Work out how many lines in the listing below include the word "狱中同志依托他搭建起联络渠道". Give nothing but the number.

Saved entries
+--

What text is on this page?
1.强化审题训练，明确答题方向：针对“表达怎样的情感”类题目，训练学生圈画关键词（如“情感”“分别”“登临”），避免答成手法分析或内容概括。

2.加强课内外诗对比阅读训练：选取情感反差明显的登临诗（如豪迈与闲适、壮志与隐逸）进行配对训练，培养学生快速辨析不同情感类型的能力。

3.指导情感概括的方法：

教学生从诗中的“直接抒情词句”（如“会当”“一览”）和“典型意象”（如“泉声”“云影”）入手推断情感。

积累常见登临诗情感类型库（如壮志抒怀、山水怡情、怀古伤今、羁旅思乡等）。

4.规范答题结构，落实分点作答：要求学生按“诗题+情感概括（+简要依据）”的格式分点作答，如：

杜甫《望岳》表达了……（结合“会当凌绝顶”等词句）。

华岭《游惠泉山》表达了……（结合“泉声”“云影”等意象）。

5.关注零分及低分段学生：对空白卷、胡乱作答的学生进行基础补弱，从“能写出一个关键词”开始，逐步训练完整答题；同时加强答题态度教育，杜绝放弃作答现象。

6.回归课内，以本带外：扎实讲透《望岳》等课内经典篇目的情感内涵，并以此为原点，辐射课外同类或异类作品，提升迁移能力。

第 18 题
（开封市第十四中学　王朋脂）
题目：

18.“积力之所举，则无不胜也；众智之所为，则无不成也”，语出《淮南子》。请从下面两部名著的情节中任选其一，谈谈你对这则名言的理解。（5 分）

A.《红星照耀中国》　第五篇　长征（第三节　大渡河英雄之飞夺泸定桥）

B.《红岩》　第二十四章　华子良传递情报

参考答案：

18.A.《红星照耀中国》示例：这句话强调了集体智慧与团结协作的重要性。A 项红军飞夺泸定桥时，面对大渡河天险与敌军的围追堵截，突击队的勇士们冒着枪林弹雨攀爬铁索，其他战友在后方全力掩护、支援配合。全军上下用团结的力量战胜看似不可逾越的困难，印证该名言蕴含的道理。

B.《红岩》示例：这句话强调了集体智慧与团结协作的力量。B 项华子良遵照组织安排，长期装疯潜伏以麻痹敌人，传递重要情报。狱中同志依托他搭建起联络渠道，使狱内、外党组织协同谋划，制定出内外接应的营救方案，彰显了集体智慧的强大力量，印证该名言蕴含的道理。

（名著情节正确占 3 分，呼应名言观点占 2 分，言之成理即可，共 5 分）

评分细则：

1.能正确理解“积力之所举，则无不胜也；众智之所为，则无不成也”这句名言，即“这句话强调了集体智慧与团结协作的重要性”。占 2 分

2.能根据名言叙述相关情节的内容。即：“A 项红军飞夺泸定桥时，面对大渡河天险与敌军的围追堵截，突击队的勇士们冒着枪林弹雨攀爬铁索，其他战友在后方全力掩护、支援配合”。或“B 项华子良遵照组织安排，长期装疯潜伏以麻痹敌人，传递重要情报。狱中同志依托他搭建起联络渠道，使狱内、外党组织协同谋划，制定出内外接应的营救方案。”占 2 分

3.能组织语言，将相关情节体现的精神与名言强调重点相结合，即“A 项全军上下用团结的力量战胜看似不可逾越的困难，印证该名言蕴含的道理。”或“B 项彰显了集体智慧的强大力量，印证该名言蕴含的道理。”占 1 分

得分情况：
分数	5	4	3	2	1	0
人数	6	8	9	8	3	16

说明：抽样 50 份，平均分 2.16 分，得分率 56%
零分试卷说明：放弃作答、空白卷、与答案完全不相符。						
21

+--

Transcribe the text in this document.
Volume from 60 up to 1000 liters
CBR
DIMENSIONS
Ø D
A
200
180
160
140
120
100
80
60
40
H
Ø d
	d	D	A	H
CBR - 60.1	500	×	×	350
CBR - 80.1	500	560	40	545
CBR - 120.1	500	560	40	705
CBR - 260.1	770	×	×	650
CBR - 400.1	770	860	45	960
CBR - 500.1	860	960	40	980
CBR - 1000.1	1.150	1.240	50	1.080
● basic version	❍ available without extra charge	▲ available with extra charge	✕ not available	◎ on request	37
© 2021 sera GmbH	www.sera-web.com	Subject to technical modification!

+--

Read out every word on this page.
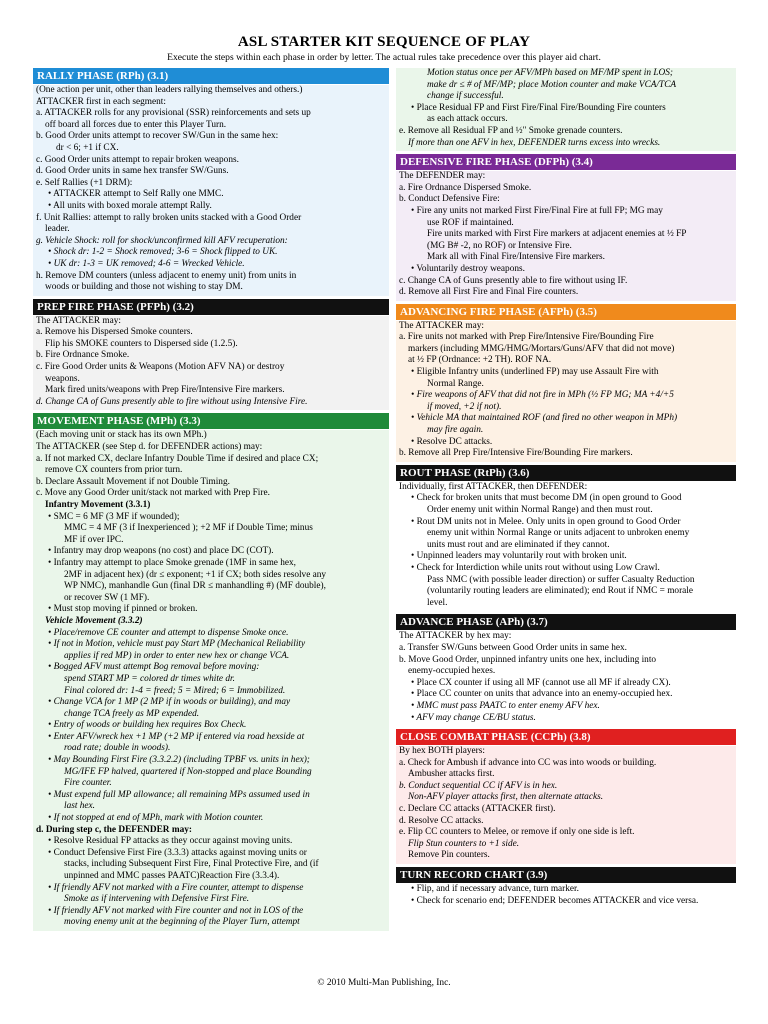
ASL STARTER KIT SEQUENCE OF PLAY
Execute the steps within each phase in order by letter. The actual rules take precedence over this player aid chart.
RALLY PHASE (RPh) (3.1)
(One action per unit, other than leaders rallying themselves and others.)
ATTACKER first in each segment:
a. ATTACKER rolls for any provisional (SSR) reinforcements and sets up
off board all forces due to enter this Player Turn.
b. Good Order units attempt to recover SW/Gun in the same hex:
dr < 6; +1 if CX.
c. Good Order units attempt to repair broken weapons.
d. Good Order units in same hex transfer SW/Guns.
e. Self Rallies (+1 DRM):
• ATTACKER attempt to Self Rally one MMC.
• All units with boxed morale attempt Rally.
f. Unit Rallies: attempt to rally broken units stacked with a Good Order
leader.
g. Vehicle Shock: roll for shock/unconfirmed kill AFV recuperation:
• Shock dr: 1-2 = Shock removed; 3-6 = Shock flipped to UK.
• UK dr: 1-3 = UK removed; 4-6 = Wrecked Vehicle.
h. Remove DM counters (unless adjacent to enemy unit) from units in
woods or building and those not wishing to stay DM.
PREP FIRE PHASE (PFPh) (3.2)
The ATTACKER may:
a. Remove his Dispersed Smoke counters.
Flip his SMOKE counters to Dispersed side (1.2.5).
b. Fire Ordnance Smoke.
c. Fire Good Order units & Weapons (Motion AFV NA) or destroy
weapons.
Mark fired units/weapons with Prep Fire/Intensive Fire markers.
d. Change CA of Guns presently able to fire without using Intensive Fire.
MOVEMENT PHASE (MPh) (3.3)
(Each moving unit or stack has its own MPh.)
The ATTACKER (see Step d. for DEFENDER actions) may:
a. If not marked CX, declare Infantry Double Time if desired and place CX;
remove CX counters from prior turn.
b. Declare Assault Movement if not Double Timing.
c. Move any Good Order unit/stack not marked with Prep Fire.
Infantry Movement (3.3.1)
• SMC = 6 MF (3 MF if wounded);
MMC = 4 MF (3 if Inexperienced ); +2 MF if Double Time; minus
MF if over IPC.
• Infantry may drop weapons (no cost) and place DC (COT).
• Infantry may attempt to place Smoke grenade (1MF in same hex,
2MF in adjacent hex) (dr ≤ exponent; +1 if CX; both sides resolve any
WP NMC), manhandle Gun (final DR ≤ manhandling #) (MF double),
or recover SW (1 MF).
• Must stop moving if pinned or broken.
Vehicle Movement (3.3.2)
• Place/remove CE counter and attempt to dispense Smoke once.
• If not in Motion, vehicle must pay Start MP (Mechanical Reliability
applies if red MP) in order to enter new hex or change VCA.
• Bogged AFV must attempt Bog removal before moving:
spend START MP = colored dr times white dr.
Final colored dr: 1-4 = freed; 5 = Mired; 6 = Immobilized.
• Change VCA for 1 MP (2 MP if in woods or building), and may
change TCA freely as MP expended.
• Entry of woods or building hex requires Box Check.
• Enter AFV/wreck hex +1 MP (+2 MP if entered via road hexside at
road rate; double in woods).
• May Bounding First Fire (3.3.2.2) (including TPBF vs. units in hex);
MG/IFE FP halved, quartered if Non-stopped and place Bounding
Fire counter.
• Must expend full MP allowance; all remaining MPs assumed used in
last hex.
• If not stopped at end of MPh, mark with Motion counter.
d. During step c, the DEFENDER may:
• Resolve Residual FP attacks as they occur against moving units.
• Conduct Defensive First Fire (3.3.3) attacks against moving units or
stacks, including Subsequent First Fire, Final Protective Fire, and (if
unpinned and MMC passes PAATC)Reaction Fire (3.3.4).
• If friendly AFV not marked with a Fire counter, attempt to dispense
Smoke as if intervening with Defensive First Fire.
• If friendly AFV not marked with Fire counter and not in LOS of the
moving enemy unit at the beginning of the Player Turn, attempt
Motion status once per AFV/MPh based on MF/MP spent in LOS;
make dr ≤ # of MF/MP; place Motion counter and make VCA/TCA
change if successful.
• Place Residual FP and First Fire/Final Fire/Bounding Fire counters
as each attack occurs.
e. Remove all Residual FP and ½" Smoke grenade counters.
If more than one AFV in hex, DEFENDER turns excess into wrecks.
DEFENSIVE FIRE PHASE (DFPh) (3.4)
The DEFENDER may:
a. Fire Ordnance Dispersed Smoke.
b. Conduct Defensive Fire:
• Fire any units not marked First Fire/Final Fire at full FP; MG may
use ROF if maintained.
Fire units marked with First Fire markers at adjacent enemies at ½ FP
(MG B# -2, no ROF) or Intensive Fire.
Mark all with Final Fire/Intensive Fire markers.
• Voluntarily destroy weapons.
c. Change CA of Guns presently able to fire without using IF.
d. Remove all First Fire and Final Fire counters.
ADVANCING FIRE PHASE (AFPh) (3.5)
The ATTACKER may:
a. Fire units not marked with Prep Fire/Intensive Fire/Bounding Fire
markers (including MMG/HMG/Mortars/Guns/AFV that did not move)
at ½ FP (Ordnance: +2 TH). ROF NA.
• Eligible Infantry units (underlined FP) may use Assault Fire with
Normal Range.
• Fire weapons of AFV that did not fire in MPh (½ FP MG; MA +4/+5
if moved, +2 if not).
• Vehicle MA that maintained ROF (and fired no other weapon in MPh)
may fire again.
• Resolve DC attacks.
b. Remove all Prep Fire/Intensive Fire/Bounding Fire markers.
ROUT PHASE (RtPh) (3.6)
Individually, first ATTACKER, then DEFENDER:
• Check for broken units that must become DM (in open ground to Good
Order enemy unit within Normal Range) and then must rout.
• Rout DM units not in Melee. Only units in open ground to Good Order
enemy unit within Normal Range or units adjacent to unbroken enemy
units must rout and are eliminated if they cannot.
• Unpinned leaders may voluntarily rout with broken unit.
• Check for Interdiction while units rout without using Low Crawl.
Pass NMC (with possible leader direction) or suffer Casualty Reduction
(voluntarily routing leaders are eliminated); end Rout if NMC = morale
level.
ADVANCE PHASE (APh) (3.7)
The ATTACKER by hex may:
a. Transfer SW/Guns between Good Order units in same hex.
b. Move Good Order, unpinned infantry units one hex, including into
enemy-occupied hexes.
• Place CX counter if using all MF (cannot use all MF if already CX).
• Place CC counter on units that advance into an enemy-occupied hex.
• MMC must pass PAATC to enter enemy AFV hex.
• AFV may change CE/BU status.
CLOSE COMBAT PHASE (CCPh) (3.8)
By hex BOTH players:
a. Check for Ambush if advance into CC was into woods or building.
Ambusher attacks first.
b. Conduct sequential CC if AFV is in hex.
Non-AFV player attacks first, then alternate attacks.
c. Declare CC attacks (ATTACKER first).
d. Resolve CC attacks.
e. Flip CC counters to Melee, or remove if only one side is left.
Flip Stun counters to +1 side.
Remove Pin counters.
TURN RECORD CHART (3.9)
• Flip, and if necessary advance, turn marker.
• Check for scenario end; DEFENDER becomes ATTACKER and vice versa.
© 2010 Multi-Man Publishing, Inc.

+--

◆ ANSWER BELOW
2